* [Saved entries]
┄┄┄┄┄┄
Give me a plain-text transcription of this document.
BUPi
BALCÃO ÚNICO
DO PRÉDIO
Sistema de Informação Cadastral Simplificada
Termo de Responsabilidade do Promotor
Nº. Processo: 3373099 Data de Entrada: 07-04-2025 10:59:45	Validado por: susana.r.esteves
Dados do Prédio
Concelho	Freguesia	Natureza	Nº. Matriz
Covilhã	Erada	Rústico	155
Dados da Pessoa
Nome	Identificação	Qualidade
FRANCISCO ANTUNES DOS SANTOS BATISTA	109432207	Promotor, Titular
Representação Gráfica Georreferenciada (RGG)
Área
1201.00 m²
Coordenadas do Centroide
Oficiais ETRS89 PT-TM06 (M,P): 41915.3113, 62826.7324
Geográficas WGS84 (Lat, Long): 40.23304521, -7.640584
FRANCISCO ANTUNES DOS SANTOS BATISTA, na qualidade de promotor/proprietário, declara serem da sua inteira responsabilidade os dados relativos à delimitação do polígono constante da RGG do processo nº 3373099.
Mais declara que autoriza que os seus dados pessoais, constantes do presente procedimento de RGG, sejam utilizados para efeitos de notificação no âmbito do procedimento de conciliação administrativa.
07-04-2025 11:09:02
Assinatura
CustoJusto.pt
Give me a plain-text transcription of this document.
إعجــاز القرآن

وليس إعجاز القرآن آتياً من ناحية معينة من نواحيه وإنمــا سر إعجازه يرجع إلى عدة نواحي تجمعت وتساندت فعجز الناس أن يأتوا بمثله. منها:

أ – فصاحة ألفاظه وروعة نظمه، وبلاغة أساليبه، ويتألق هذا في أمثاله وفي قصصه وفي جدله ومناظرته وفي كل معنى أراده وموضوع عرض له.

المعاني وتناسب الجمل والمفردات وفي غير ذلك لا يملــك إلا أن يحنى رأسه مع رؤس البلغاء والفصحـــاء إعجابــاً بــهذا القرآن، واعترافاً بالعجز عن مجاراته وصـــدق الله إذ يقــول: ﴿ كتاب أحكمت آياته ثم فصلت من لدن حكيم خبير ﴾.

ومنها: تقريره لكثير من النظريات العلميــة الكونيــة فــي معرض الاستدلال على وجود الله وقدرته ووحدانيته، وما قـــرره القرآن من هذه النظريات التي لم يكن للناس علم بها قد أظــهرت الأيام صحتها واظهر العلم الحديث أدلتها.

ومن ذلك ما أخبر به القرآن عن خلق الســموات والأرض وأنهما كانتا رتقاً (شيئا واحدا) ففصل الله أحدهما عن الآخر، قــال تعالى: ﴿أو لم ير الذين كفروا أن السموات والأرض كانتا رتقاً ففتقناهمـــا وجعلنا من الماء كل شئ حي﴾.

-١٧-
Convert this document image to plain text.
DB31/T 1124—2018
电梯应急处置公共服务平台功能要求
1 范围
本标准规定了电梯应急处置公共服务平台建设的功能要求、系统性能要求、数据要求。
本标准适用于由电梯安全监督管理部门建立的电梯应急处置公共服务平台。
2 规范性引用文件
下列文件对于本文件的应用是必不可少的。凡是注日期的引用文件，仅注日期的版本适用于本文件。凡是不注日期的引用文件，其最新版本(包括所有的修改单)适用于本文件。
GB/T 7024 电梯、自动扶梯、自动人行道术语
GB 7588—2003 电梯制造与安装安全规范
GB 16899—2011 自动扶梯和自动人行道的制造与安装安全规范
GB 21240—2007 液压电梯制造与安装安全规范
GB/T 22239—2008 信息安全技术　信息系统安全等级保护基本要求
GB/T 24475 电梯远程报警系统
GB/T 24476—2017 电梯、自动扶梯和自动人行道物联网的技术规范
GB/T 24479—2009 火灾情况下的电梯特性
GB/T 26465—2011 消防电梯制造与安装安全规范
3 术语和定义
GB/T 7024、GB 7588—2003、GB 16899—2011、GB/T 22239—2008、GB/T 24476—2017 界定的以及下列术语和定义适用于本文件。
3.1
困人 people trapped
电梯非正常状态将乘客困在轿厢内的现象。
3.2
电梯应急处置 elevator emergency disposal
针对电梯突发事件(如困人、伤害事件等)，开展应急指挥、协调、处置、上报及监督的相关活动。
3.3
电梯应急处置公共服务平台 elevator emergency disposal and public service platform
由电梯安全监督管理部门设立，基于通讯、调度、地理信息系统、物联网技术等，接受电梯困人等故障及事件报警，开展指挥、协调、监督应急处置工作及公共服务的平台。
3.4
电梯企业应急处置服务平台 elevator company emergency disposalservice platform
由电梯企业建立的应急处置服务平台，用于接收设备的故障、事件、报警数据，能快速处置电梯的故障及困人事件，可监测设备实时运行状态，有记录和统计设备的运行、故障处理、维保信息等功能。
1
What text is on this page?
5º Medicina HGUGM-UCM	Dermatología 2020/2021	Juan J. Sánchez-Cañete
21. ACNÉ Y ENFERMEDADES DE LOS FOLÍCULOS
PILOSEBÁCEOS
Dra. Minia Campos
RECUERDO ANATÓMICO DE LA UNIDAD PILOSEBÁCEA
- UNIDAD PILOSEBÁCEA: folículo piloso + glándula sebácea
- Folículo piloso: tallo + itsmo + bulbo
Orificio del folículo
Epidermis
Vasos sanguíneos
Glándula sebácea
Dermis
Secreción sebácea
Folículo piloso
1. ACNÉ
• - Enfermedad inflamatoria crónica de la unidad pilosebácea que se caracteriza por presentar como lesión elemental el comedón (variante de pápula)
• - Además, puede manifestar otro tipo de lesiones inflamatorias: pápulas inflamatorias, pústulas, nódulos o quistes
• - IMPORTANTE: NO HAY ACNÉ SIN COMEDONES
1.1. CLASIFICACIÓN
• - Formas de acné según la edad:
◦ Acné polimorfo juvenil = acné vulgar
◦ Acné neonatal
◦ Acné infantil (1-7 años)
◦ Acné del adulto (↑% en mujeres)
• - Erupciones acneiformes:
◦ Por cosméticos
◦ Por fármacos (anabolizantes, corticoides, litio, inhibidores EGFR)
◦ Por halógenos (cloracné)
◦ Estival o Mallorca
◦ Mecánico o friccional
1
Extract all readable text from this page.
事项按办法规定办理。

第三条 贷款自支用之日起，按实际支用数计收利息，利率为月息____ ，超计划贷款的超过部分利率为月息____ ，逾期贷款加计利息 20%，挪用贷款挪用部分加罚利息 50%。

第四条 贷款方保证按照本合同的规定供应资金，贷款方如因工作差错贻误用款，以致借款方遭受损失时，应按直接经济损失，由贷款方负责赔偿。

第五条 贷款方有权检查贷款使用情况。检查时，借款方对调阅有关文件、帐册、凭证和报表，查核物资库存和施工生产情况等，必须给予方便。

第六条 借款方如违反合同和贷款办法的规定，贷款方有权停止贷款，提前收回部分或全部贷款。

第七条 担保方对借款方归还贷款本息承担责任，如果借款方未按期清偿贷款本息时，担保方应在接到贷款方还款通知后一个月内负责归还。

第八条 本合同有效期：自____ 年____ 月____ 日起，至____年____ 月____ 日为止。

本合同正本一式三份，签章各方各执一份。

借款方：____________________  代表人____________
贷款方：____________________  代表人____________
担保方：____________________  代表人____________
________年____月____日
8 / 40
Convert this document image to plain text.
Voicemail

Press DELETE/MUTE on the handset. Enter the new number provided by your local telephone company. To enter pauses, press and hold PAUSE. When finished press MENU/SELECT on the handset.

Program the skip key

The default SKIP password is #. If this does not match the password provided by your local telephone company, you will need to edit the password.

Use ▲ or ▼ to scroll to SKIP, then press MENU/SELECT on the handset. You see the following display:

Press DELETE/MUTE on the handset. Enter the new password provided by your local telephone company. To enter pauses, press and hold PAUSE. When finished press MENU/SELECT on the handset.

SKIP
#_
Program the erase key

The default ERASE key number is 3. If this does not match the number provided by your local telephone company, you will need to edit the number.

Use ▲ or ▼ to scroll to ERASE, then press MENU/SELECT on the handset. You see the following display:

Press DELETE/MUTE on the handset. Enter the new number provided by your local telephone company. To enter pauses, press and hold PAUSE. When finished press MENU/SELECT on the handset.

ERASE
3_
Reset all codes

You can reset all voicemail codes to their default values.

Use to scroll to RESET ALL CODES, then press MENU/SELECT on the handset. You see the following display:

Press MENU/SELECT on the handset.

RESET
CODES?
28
┄┄┄┄┄┄
Extract every line above containing the word "SELECT".

Press DELETE/MUTE on the handset. Enter the new number provided by your local telephone company. To enter pauses, press and hold PAUSE. When finished press MENU/SELECT on the handset.
Use ▲ or ▼ to scroll to SKIP, then press MENU/SELECT on the handset. You see the following display:
Press DELETE/MUTE on the handset. Enter the new password provided by your local telephone company. To enter pauses, press and hold PAUSE. When finished press MENU/SELECT on the handset.
Use ▲ or ▼ to scroll to ERASE, then press MENU/SELECT on the handset. You see the following display:
Press DELETE/MUTE on the handset. Enter the new number provided by your local telephone company. To enter pauses, press and hold PAUSE. When finished press MENU/SELECT on the handset.
Use to scroll to RESET ALL CODES, then press MENU/SELECT on the handset. You see the following display:
Press MENU/SELECT on the handset.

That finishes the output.